[Aim of the exercise] From the entries that follow, extract each line holding the string "section".

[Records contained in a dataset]
=======

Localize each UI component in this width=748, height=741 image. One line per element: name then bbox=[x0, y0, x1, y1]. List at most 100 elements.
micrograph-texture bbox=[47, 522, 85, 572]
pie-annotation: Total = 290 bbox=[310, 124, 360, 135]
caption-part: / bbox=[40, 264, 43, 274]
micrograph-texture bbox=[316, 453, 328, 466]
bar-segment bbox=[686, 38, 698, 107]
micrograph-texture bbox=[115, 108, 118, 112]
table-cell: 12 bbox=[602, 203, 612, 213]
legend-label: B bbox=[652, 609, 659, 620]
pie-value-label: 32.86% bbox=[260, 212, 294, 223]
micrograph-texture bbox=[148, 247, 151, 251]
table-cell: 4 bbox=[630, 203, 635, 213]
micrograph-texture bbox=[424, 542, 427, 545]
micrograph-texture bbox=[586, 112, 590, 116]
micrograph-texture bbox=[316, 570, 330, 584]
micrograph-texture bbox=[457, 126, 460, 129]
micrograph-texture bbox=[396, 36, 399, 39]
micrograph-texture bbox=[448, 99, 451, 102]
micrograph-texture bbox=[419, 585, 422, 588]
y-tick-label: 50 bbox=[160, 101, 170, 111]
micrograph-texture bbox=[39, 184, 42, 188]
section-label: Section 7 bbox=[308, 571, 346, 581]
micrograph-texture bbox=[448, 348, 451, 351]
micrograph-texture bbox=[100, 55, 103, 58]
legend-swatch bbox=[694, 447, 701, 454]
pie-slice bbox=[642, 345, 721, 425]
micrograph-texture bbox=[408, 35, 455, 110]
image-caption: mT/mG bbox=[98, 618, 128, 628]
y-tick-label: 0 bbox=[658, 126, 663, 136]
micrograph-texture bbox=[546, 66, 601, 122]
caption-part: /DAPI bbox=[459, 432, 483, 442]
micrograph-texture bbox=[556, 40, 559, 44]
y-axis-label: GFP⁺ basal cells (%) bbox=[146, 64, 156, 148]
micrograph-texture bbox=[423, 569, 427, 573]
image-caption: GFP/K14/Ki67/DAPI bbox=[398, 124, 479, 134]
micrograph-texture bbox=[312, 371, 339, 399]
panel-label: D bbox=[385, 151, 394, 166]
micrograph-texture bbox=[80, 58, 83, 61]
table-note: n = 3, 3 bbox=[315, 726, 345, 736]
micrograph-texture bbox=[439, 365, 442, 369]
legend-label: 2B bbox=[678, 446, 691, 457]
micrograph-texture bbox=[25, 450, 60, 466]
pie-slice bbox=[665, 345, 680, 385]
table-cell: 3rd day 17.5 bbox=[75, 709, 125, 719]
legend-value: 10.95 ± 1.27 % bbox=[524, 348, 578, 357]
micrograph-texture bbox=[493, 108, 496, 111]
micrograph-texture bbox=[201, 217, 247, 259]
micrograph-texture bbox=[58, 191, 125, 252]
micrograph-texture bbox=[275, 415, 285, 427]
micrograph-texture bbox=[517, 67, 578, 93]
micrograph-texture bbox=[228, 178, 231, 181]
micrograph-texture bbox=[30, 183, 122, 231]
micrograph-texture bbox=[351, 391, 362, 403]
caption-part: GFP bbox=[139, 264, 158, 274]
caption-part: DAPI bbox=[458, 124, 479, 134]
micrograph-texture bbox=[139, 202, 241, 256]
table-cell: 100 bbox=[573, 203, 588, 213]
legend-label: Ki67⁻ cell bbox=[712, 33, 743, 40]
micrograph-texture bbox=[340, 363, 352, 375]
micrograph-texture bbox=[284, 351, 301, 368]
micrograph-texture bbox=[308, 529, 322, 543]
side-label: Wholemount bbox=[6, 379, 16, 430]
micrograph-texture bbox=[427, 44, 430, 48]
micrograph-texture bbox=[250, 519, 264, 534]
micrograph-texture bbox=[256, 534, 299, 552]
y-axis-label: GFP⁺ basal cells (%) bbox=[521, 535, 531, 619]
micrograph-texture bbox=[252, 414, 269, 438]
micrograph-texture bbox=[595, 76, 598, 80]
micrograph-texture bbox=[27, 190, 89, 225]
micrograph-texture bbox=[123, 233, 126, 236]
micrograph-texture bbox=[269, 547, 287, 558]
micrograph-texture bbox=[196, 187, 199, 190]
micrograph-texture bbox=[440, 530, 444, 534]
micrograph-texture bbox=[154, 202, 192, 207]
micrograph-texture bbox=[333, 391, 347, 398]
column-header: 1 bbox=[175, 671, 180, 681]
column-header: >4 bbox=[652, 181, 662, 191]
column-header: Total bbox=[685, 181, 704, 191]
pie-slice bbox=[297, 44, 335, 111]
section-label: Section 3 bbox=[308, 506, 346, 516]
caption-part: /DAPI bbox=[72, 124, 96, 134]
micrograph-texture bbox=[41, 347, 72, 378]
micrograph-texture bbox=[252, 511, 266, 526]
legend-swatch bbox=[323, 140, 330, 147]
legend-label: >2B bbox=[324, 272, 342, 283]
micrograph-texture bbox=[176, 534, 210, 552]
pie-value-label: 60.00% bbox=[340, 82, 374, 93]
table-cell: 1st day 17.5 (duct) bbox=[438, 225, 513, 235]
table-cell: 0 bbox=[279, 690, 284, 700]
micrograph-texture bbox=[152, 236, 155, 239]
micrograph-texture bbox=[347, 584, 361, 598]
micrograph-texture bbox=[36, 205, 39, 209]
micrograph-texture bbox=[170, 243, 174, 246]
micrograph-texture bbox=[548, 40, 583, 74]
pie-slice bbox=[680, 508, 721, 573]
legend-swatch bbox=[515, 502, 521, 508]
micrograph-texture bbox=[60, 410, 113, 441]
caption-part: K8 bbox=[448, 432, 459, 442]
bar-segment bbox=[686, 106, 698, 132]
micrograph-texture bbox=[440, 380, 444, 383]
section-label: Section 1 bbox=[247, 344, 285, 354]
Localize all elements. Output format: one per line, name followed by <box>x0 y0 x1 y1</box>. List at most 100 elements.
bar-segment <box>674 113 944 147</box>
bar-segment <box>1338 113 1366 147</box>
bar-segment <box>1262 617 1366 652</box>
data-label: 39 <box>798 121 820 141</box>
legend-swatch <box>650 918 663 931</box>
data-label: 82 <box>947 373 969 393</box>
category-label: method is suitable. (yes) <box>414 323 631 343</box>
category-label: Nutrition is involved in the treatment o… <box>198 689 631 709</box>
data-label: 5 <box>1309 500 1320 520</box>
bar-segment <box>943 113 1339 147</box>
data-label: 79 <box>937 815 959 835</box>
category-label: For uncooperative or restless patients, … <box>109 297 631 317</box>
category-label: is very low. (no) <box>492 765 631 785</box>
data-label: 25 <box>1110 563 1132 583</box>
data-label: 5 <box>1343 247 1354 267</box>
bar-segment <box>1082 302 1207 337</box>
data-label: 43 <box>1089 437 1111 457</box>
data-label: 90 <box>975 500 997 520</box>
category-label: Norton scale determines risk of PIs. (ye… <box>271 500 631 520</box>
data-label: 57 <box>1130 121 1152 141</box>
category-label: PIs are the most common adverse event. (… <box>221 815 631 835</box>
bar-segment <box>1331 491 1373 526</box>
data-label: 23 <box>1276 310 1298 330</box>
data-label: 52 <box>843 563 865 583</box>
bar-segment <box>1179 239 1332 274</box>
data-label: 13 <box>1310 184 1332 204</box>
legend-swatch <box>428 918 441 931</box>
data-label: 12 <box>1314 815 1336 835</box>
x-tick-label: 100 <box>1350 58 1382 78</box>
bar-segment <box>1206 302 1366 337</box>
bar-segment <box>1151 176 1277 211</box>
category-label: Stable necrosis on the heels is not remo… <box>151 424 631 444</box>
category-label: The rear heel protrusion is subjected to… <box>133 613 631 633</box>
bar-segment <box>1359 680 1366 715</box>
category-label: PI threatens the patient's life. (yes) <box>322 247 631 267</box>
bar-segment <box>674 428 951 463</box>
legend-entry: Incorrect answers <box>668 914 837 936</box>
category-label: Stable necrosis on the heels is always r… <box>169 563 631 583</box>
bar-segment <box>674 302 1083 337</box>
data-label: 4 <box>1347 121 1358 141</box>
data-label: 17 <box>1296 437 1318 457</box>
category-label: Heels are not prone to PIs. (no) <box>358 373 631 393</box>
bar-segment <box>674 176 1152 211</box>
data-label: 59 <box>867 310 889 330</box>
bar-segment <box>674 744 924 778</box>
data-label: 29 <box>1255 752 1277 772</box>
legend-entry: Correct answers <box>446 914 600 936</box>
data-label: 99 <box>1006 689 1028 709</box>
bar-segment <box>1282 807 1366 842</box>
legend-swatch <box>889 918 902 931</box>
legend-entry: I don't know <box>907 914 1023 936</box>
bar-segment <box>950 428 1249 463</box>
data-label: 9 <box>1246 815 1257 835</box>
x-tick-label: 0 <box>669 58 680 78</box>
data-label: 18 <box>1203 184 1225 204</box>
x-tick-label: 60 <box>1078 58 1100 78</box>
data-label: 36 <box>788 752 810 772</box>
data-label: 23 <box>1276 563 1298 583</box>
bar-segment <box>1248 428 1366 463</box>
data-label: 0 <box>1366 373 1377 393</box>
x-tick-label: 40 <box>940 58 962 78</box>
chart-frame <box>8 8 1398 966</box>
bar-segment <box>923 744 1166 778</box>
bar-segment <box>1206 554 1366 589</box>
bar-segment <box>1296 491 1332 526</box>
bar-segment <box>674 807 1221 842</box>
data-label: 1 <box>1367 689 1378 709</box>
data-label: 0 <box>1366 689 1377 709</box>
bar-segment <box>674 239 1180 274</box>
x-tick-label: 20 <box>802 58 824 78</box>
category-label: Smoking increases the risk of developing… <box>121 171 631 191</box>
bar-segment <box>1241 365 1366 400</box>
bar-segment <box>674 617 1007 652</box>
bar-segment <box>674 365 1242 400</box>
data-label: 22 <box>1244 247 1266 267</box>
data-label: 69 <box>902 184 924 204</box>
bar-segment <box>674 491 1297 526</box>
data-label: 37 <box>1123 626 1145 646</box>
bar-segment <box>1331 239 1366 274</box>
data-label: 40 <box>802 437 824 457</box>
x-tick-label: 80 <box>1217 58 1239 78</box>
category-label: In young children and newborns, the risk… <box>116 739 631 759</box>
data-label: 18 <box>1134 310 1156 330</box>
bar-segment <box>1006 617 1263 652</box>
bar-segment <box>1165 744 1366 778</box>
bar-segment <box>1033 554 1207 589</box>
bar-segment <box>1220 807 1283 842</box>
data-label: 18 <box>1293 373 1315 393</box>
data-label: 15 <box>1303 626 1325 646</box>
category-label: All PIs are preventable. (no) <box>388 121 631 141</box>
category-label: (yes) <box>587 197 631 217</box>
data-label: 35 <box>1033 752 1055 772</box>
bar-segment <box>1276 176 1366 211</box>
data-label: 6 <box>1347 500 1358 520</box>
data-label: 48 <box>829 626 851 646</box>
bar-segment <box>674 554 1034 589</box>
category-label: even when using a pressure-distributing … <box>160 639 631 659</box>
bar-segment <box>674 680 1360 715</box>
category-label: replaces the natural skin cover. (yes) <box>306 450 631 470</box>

=======

[Exercise result]
section-label: Section 7 bbox=[308, 571, 346, 581]
section-label: Section 3 bbox=[308, 506, 346, 516]
section-label: Section 1 bbox=[247, 344, 285, 354]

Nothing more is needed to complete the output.